───── GIVEN ENTRIES ─────

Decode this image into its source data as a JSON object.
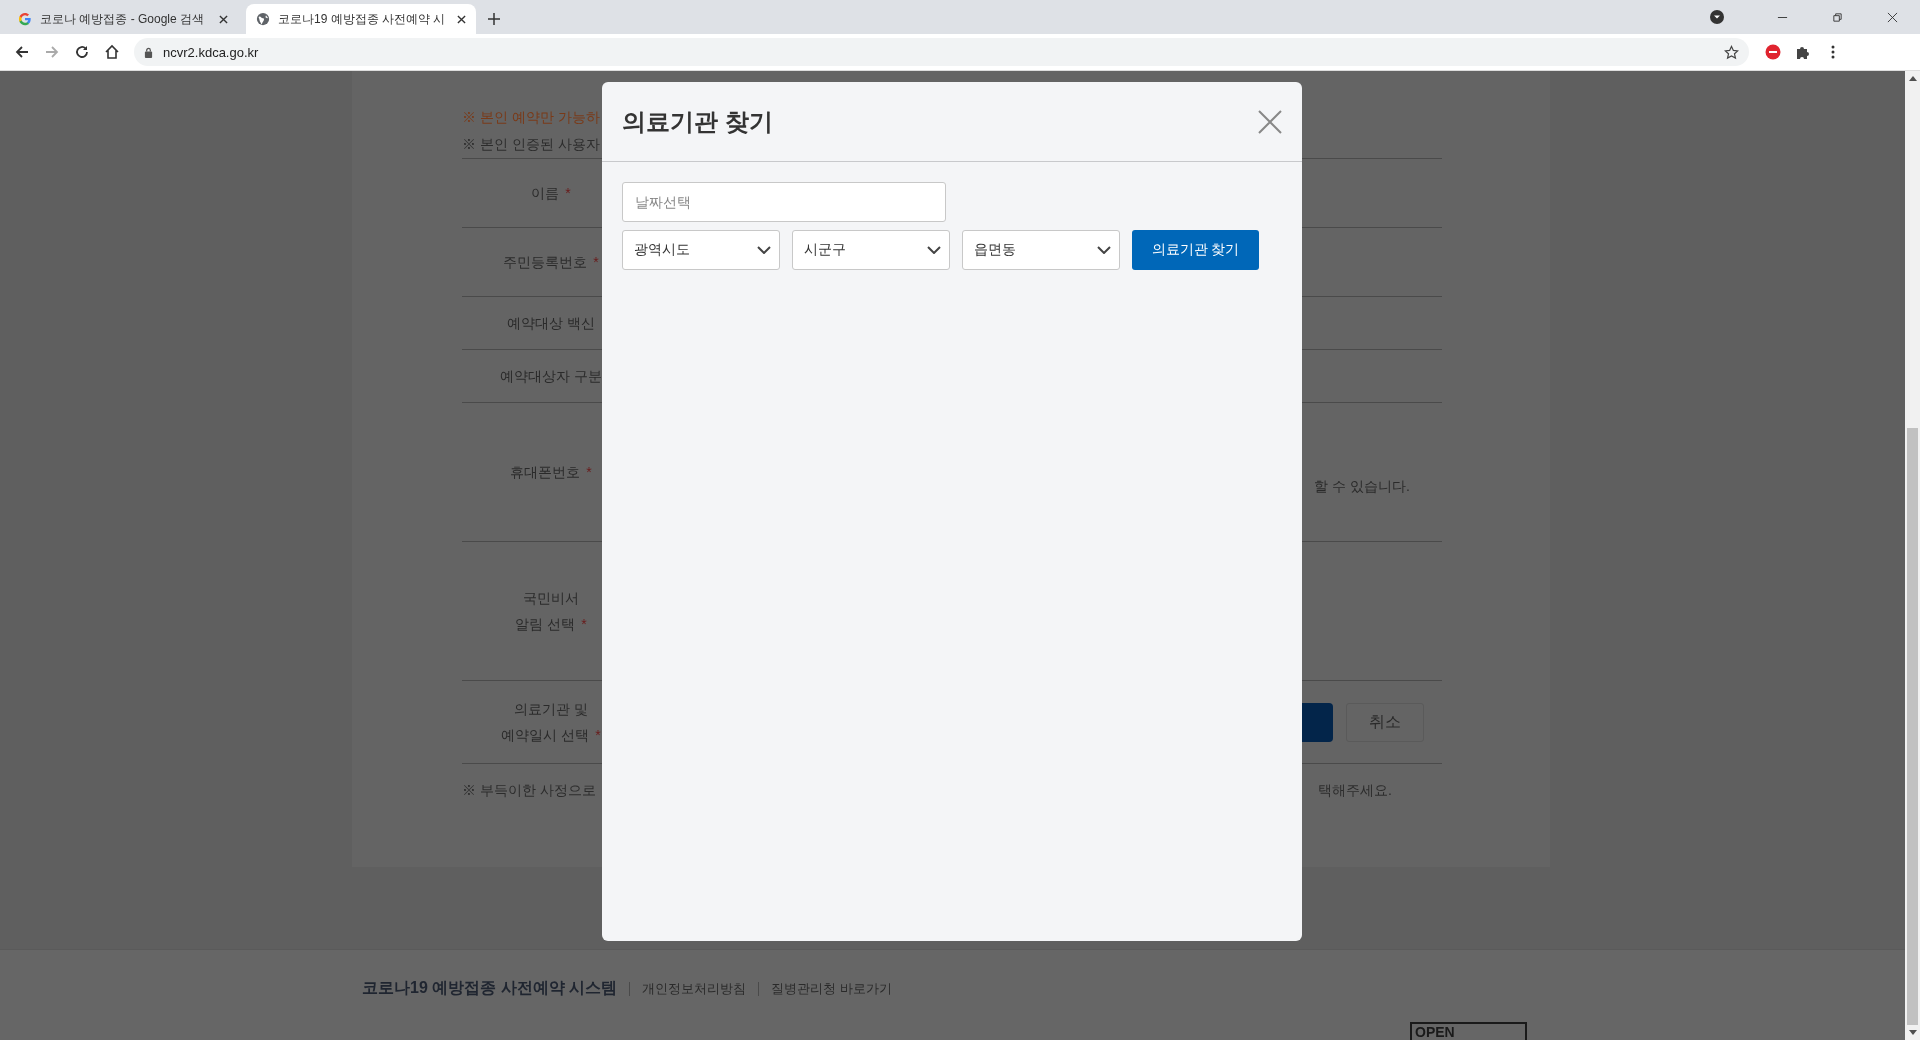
{
  "browser": {
    "tabs": [
      {
        "title": "코로나 예방접종 - Google 검색",
        "selected": false
      },
      {
        "title": "코로나19 예방접종 사전예약 시",
        "selected": true
      }
    ],
    "address": "ncvr2.kdca.go.kr"
  },
  "page": {
    "notes": [
      {
        "text": "※ 본인 예약만 가능하",
        "kind": "warning"
      },
      {
        "text": "※ 본인 인증된 사용자",
        "kind": "info"
      }
    ],
    "form_rows": [
      {
        "label": [
          "이름"
        ],
        "required_mark": "*"
      },
      {
        "label": [
          "주민등록번호"
        ],
        "required_mark": "*"
      },
      {
        "label": [
          "예약대상 백신"
        ]
      },
      {
        "label": [
          "예약대상자 구분"
        ]
      },
      {
        "label": [
          "휴대폰번호"
        ],
        "required_mark": "*",
        "hint": "할 수 있습니다."
      },
      {
        "label": [
          "국민비서",
          "알림 선택"
        ],
        "required_mark": "*"
      },
      {
        "label": [
          "의료기관 및",
          "예약일시 선택"
        ],
        "required_mark": "*",
        "primary_button": true,
        "cancel": "취소"
      }
    ],
    "bottom_note": {
      "left": "※ 부득이한 사정으로",
      "right": "택해주세요."
    }
  },
  "modal": {
    "title": "의료기관 찾기",
    "date_field": {
      "placeholder": "날짜선택"
    },
    "selects": [
      {
        "placeholder": "광역시도"
      },
      {
        "placeholder": "시군구"
      },
      {
        "placeholder": "읍면동"
      }
    ],
    "search_button": "의료기관 찾기"
  },
  "footer": {
    "title": "코로나19 예방접종 사전예약 시스템",
    "links": [
      "개인정보처리방침",
      "질병관리청 바로가기"
    ],
    "badge": "OPEN"
  }
}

─────

◆ TASK TO CARRY OUT
Transcribe the whole listing exactly. Pictures stay out of your copy.

◆ RESULT OF THE EXERCISE
Decode this image into its source data as a JSON object.
{
  "browser": {
    "tabs": [
      {
        "title": "코로나 예방접종 - Google 검색",
        "selected": false
      },
      {
        "title": "코로나19 예방접종 사전예약 시",
        "selected": true
      }
    ],
    "address": "ncvr2.kdca.go.kr"
  },
  "page": {
    "notes": [
      {
        "text": "※ 본인 예약만 가능하",
        "kind": "warning"
      },
      {
        "text": "※ 본인 인증된 사용자",
        "kind": "info"
      }
    ],
    "form_rows": [
      {
        "label": [
          "이름"
        ],
        "required_mark": "*"
      },
      {
        "label": [
          "주민등록번호"
        ],
        "required_mark": "*"
      },
      {
        "label": [
          "예약대상 백신"
        ]
      },
      {
        "label": [
          "예약대상자 구분"
        ]
      },
      {
        "label": [
          "휴대폰번호"
        ],
        "required_mark": "*",
        "hint": "할 수 있습니다."
      },
      {
        "label": [
          "국민비서",
          "알림 선택"
        ],
        "required_mark": "*"
      },
      {
        "label": [
          "의료기관 및",
          "예약일시 선택"
        ],
        "required_mark": "*",
        "primary_button": true,
        "cancel": "취소"
      }
    ],
    "bottom_note": {
      "left": "※ 부득이한 사정으로",
      "right": "택해주세요."
    }
  },
  "modal": {
    "title": "의료기관 찾기",
    "date_field": {
      "placeholder": "날짜선택"
    },
    "selects": [
      {
        "placeholder": "광역시도"
      },
      {
        "placeholder": "시군구"
      },
      {
        "placeholder": "읍면동"
      }
    ],
    "search_button": "의료기관 찾기"
  },
  "footer": {
    "title": "코로나19 예방접종 사전예약 시스템",
    "links": [
      "개인정보처리방침",
      "질병관리청 바로가기"
    ],
    "badge": "OPEN"
  }
}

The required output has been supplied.